**Page text**
□ □ □ □ □ □ □

The Obama administration went on the offensive today trying to show how the new health law would cut health insurance costs.

But in a speech to a conference in Washington sponsored by the liberal-leaning consumer group Families USA, President Barack Obama did not cite a study on health insurance costs issued hours earlier by the Department of Health and Human Services.

Rather, he referred to a Business Roundtable study done in September 2009 — six months before he signed the Affordable Care Act into law.

“Estimates from the Business Roundtable — now this isn’t some left-wing organization — the Business Roundtable, the organization of all the country’s largest corporations, and other experts indicate that health insurance reform could save large employers anywhere from $2,000 to $3,000 per family, per year, by 2019,” Obama said.

What the president failed to mention was that study was completed months before the health legislation was still being crafted so it wasn’t an analysis of the actual bill that became law, a point made by a PolitiFact review of Obama’s use of the study last year.

Moreover, the Business Roundtable report said the possible savings assumes the government implements the initiatives “quickly, accurately, and consistently,” and that private insurers adopt numerous changes in how they operate.

The PolitiFact analysis also noted that the Congressional Budget Office estimated in November 2009 that for the four out of five Americans who would get their insurance through their employer, the effect on premiums would be modest. CBO found that for people in the small group market, employers with 50 or fewer workers, the change in premiums would range from an increase of 1 percent to a decrease of 2 percent in 2016. In the large group market, premiums are projected to be zero to 3 percent lower in 2016 (relative to current law). That shakes out to a reduction of about $100 a year, at best, for single policies.

The report issued today by HHS estimates middle class families could save as much as $2,300 per year in 2014 and the savings is even more dramatic for others. For example, the report said a family of four making $33,525 could save up to $14,900 a year on the cost of coverage in 2014 since they will qualify for tax credits and subsidies. A small business could save on average about $350 in 2014 per family policy. Most of the savings would come through the new exchanges and new tax credits for those buying in the exchanges.

Health and Human Services Secretary Kathleen Sebelius said in a statement the new report shows without the health law that ” consumers and and businesses would face higher premiums, fewer insurance choices, and rapidly rising health care costs.” 

The HHS report was immediately criticized by Senate Republicans, the health insurance industry and the Cato Institute.

Karen Ignagni, the president and CEO of the trade group America’s Health Insurance Plans, said that the HHS estimate “overstates the cost savings associated with certain provisions of the new law and ignores major provisions that will raise premiums, including the new premium tax, age rating restrictions that impact younger workers, and benefit mandates that exceed the coverage that many purchase today.”

She added: “Tax credits do not bring down the growth of medical costs or reduce health insurance premiums.”

□ □ □ □ □ □ □

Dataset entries
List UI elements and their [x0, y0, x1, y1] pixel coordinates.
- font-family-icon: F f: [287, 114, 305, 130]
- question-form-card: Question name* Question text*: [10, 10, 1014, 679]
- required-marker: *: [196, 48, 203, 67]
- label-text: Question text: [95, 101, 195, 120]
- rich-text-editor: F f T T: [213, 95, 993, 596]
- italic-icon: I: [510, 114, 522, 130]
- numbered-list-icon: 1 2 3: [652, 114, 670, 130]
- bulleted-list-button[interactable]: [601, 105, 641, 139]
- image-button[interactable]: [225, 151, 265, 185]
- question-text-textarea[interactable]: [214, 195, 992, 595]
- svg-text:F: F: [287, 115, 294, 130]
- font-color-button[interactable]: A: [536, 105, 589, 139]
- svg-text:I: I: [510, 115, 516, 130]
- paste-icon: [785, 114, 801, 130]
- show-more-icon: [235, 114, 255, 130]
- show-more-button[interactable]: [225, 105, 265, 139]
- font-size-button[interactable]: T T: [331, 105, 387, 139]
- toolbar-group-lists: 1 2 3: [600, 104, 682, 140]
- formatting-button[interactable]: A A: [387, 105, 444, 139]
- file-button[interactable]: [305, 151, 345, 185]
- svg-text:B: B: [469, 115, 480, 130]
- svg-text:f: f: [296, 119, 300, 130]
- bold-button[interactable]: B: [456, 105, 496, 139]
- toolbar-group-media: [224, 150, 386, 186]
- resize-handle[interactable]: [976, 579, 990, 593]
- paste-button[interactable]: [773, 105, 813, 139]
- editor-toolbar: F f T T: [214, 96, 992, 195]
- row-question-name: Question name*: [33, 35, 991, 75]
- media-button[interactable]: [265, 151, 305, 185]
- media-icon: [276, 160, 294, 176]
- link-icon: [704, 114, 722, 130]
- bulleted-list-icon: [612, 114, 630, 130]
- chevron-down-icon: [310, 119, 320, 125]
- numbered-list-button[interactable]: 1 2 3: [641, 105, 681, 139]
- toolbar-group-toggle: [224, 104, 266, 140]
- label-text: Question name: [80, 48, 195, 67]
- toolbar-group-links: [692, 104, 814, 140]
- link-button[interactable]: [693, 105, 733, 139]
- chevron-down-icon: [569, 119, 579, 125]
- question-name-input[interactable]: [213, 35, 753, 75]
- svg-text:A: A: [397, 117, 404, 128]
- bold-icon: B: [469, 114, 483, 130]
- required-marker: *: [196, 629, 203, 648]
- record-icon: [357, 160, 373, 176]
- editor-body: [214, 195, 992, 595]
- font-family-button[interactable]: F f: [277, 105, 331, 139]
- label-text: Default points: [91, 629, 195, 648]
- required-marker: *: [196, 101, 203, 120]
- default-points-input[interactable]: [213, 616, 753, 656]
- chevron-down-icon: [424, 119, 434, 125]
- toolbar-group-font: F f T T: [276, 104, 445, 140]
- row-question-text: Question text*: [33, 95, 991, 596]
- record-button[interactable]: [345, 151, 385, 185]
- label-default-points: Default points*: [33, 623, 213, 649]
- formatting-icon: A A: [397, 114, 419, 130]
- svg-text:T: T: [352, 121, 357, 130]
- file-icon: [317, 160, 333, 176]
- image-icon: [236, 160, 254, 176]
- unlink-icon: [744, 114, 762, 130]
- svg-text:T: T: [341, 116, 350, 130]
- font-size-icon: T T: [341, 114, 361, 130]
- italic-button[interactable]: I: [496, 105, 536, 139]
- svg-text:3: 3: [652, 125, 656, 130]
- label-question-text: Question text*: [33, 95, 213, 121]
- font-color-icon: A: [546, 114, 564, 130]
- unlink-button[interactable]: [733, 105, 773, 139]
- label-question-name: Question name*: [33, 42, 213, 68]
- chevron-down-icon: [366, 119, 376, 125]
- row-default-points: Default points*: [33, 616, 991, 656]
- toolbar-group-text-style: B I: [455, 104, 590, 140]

□ □ □ □ □ □ □

**What to produce**
Quote the health care article word for word, starting at "Moreover, the Business" and ending at "how they operate.".

**Problem solution**
Moreover, the Business Roundtable report said the possible savings assumes the government implements the initiatives “quickly, accurately, and consistently,” and that private insurers adopt numerous changes in how they operate.